■ **TASK INSTRUCTIONS**
Check each line of the listing for the word "Vung" and give only the number of lines that have it.

■ **THE DATA**
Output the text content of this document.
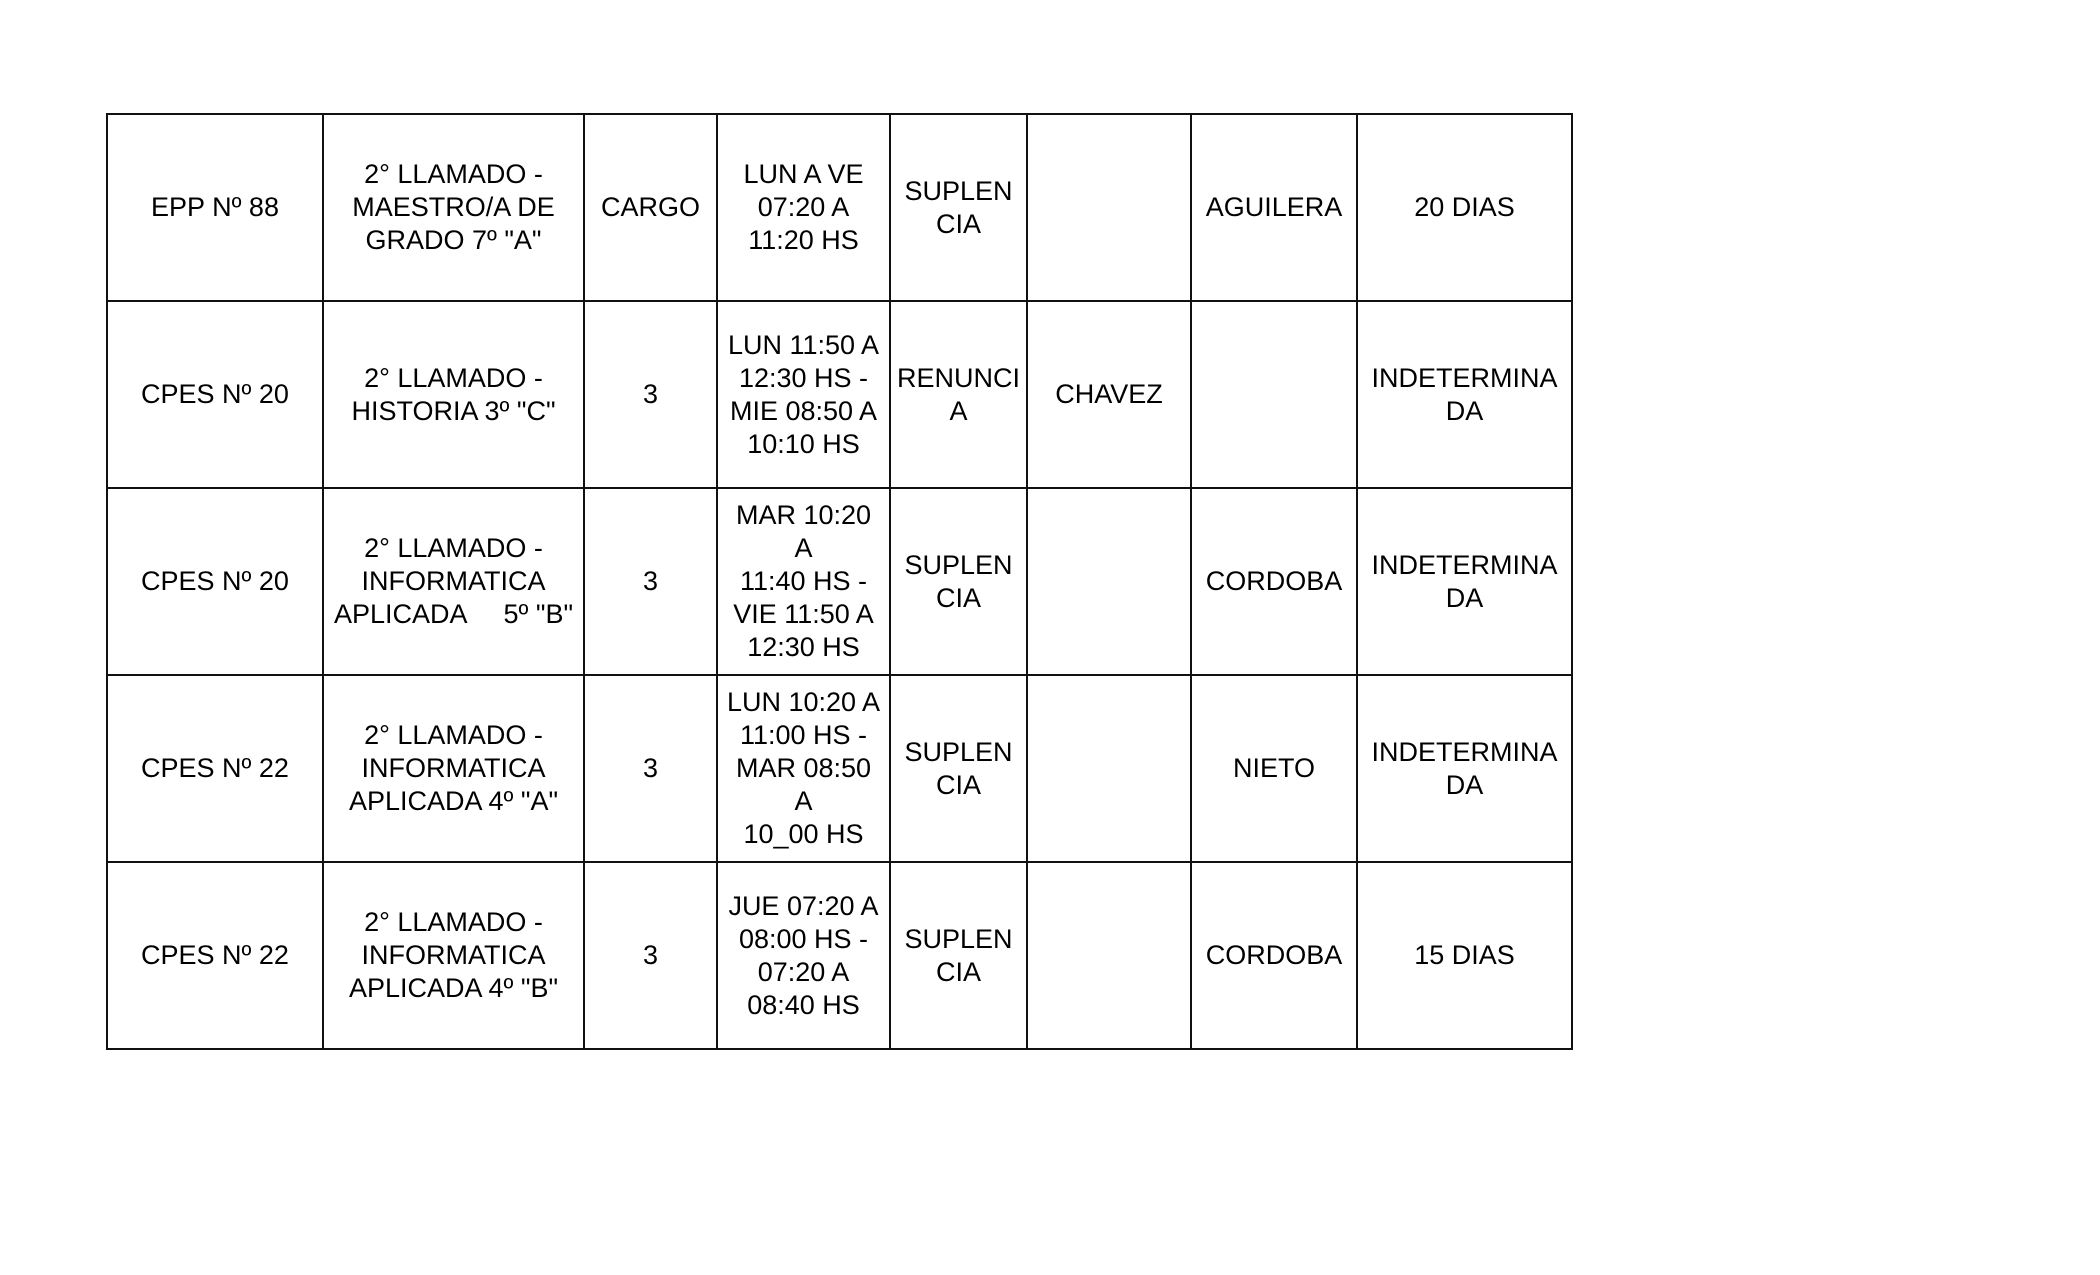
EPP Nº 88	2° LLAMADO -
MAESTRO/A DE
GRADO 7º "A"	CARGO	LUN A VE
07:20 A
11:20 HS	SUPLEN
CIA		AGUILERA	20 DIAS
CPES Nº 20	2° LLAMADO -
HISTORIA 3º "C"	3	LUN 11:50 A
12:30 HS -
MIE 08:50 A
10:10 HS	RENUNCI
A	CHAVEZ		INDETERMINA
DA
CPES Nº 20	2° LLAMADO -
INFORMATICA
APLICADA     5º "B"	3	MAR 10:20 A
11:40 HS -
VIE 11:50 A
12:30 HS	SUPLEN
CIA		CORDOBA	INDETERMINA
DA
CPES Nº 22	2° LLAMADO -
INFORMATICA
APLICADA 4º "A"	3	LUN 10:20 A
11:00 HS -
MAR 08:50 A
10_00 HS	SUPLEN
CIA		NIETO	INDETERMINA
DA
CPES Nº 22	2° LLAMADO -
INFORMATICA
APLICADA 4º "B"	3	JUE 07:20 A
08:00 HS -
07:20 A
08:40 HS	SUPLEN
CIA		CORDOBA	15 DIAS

...

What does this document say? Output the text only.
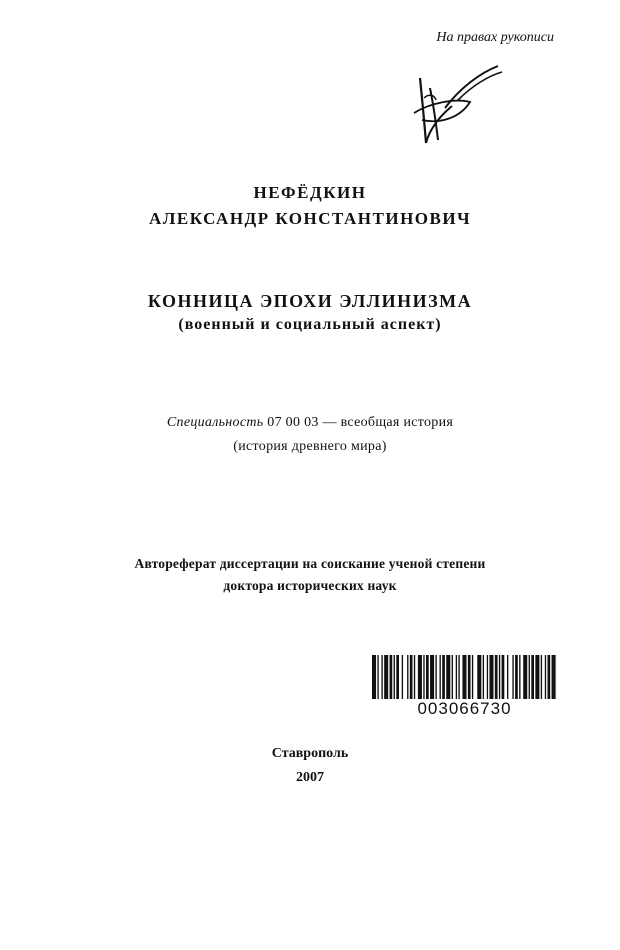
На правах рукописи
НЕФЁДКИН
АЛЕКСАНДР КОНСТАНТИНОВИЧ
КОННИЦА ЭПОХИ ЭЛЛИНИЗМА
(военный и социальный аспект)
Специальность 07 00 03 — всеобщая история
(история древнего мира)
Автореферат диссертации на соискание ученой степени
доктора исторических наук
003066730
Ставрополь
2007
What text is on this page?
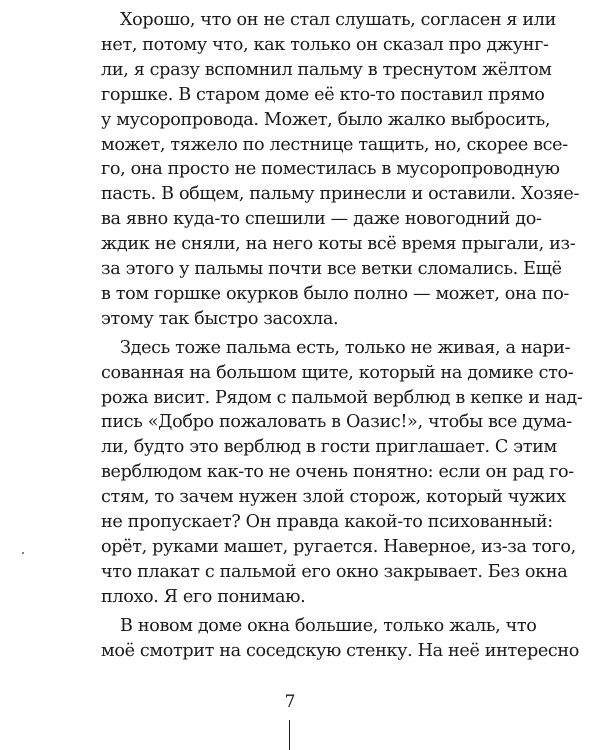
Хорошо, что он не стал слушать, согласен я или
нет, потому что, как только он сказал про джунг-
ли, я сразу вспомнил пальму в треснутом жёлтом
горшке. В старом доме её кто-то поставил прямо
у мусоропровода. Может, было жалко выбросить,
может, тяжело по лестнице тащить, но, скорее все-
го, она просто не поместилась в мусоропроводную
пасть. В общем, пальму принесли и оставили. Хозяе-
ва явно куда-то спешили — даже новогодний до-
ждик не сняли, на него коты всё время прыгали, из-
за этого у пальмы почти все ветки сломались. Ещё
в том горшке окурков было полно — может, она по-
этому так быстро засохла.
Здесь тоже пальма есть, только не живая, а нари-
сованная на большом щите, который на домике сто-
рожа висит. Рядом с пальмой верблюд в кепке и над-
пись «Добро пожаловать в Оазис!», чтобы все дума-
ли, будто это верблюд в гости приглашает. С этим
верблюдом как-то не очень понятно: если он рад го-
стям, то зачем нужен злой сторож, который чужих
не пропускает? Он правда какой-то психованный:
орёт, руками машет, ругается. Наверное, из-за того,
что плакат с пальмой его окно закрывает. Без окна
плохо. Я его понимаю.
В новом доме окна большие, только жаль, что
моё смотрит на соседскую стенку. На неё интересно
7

* * *

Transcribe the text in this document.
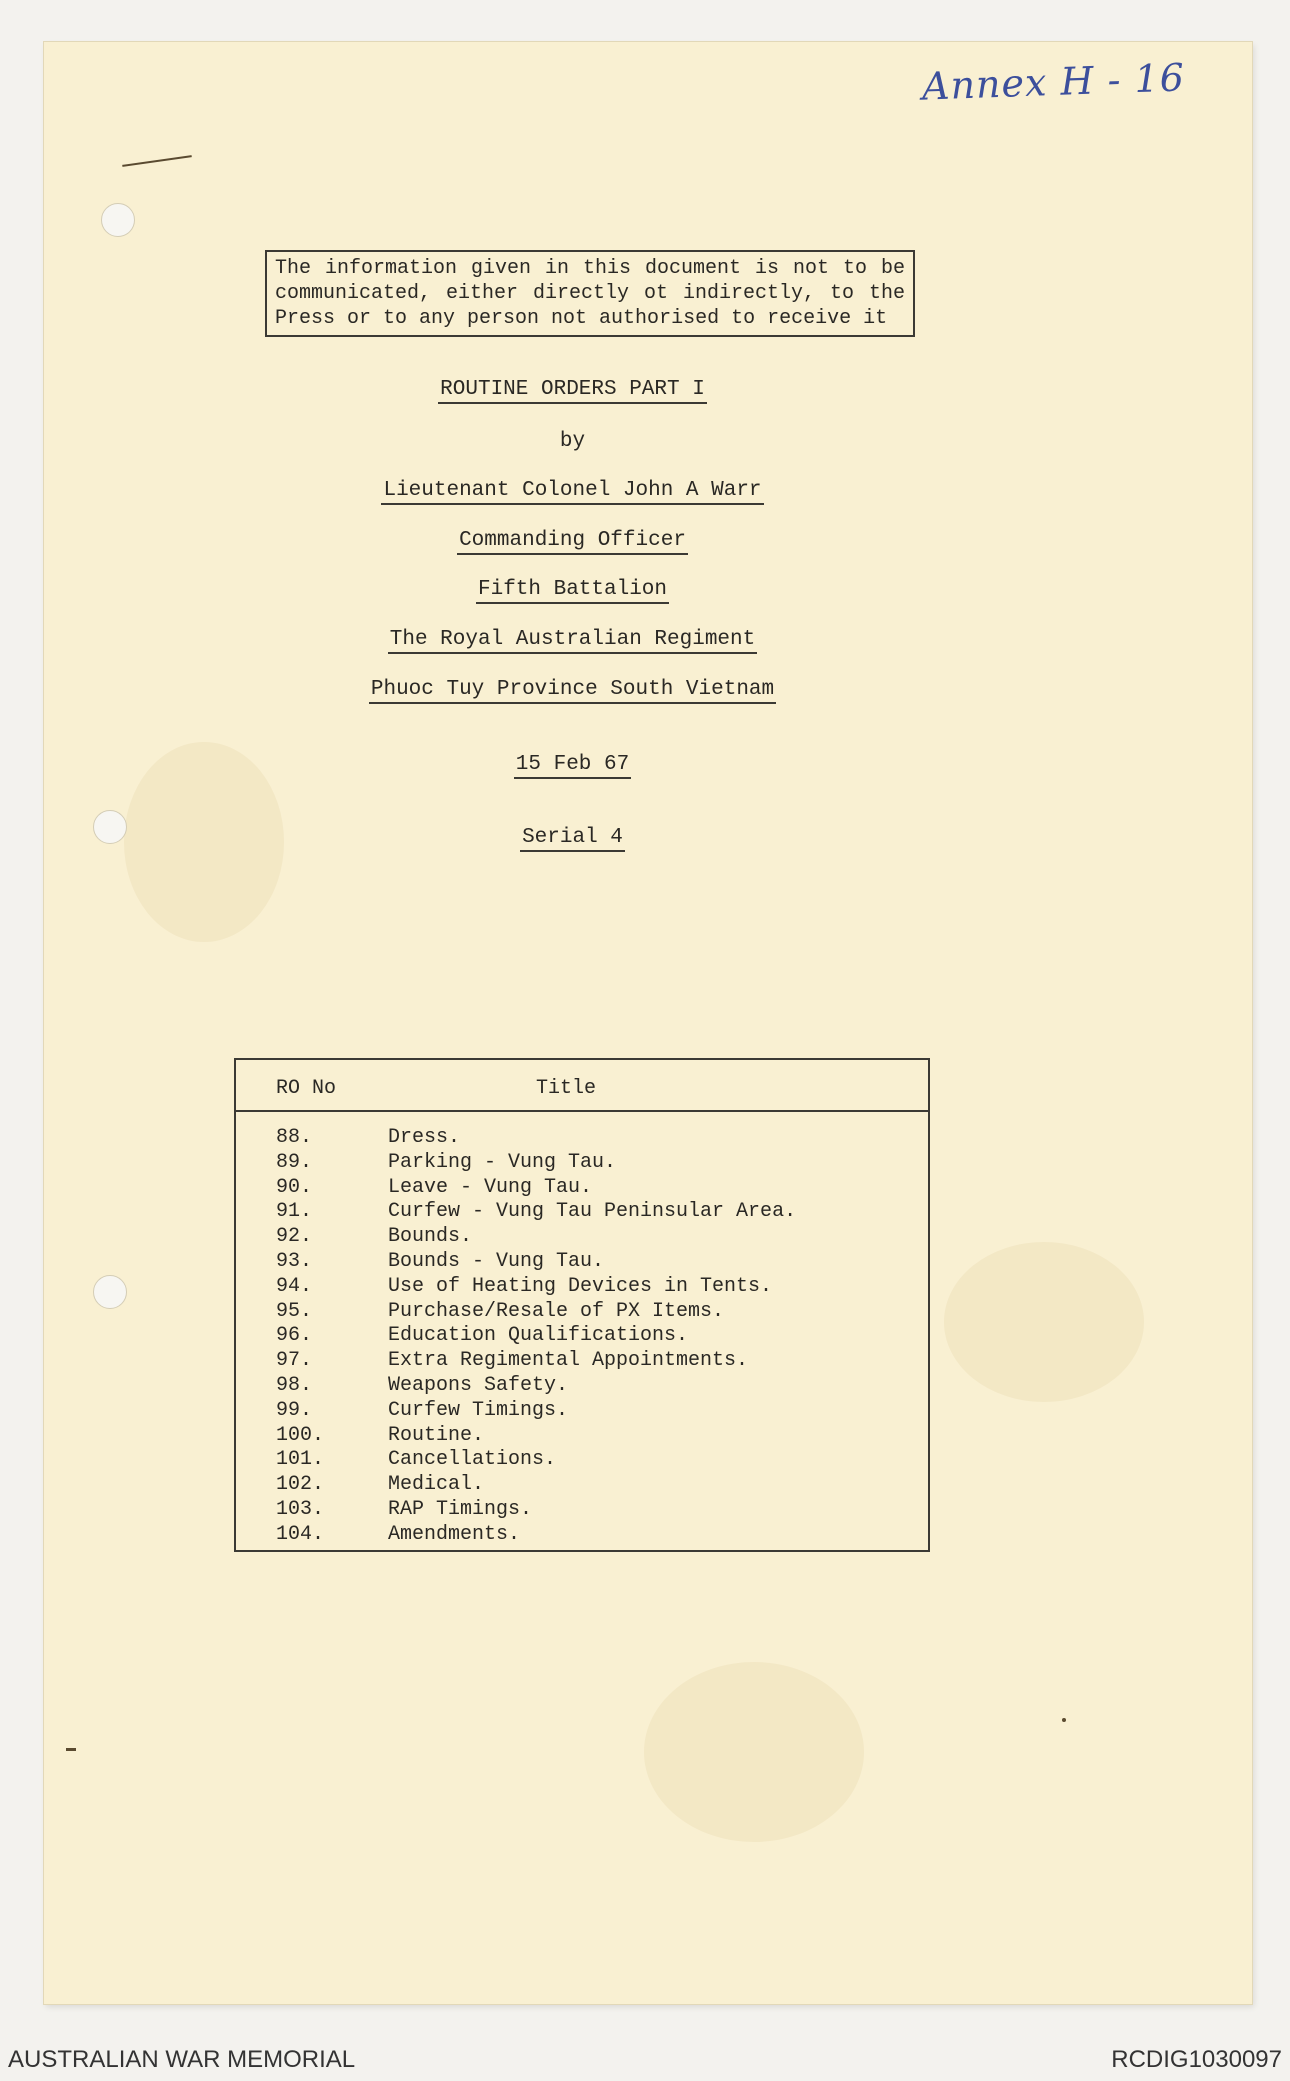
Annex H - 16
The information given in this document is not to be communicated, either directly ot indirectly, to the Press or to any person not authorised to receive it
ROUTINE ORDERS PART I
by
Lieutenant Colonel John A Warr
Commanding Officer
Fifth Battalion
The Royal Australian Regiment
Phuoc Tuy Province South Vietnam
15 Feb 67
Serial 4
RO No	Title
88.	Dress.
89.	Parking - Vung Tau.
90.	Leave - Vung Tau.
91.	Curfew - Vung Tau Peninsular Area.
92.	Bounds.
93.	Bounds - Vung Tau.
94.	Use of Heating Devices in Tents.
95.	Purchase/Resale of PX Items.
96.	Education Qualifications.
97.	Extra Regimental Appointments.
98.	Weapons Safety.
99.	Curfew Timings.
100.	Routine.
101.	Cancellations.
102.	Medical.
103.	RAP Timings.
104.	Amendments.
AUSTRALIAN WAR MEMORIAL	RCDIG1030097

■ **TASK OUTPUT**
4